-- Start INPUT RECORDS --

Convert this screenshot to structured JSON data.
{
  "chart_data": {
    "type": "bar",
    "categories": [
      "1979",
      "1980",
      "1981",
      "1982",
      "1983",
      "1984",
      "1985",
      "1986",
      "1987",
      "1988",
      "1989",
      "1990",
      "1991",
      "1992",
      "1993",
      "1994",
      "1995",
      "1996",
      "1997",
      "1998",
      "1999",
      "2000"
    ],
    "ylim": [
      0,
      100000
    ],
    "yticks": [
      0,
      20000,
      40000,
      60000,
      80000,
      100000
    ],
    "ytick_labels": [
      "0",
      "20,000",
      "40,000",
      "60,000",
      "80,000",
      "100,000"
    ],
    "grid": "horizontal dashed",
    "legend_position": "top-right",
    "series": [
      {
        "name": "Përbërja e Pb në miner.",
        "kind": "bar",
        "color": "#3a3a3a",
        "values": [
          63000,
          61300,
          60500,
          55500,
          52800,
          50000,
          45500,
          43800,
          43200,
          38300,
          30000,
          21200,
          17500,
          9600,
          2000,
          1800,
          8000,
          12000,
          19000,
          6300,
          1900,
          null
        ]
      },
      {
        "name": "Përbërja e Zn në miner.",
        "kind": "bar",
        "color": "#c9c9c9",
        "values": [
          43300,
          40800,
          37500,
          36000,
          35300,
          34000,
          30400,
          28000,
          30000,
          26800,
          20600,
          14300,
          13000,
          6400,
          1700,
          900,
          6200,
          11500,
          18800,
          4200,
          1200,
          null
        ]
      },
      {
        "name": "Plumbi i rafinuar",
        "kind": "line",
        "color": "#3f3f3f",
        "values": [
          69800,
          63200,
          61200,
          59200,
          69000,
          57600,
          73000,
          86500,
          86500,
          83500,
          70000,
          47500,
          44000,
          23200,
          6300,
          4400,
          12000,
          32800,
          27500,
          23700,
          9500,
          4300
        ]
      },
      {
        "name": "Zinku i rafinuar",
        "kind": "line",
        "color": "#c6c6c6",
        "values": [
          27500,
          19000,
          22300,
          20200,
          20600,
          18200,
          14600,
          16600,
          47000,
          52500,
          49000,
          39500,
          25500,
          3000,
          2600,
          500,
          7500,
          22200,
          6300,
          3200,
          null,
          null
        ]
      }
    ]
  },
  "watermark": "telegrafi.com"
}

-- End INPUT RECORDS --

● **EXERCISE DIRECTIONS**: Print the records once more, exactly as they were given.

● **SOLUTION TO THIS PROBLEM**:
Convert this screenshot to structured JSON data.
{
  "chart_data": {
    "type": "bar",
    "categories": [
      "1979",
      "1980",
      "1981",
      "1982",
      "1983",
      "1984",
      "1985",
      "1986",
      "1987",
      "1988",
      "1989",
      "1990",
      "1991",
      "1992",
      "1993",
      "1994",
      "1995",
      "1996",
      "1997",
      "1998",
      "1999",
      "2000"
    ],
    "ylim": [
      0,
      100000
    ],
    "yticks": [
      0,
      20000,
      40000,
      60000,
      80000,
      100000
    ],
    "ytick_labels": [
      "0",
      "20,000",
      "40,000",
      "60,000",
      "80,000",
      "100,000"
    ],
    "grid": "horizontal dashed",
    "legend_position": "top-right",
    "series": [
      {
        "name": "Përbërja e Pb në miner.",
        "kind": "bar",
        "color": "#3a3a3a",
        "values": [
          63000,
          61300,
          60500,
          55500,
          52800,
          50000,
          45500,
          43800,
          43200,
          38300,
          30000,
          21200,
          17500,
          9600,
          2000,
          1800,
          8000,
          12000,
          19000,
          6300,
          1900,
          null
        ]
      },
      {
        "name": "Përbërja e Zn në miner.",
        "kind": "bar",
        "color": "#c9c9c9",
        "values": [
          43300,
          40800,
          37500,
          36000,
          35300,
          34000,
          30400,
          28000,
          30000,
          26800,
          20600,
          14300,
          13000,
          6400,
          1700,
          900,
          6200,
          11500,
          18800,
          4200,
          1200,
          null
        ]
      },
      {
        "name": "Plumbi i rafinuar",
        "kind": "line",
        "color": "#3f3f3f",
        "values": [
          69800,
          63200,
          61200,
          59200,
          69000,
          57600,
          73000,
          86500,
          86500,
          83500,
          70000,
          47500,
          44000,
          23200,
          6300,
          4400,
          12000,
          32800,
          27500,
          23700,
          9500,
          4300
        ]
      },
      {
        "name": "Zinku i rafinuar",
        "kind": "line",
        "color": "#c6c6c6",
        "values": [
          27500,
          19000,
          22300,
          20200,
          20600,
          18200,
          14600,
          16600,
          47000,
          52500,
          49000,
          39500,
          25500,
          3000,
          2600,
          500,
          7500,
          22200,
          6300,
          3200,
          null,
          null
        ]
      }
    ]
  },
  "watermark": "telegrafi.com"
}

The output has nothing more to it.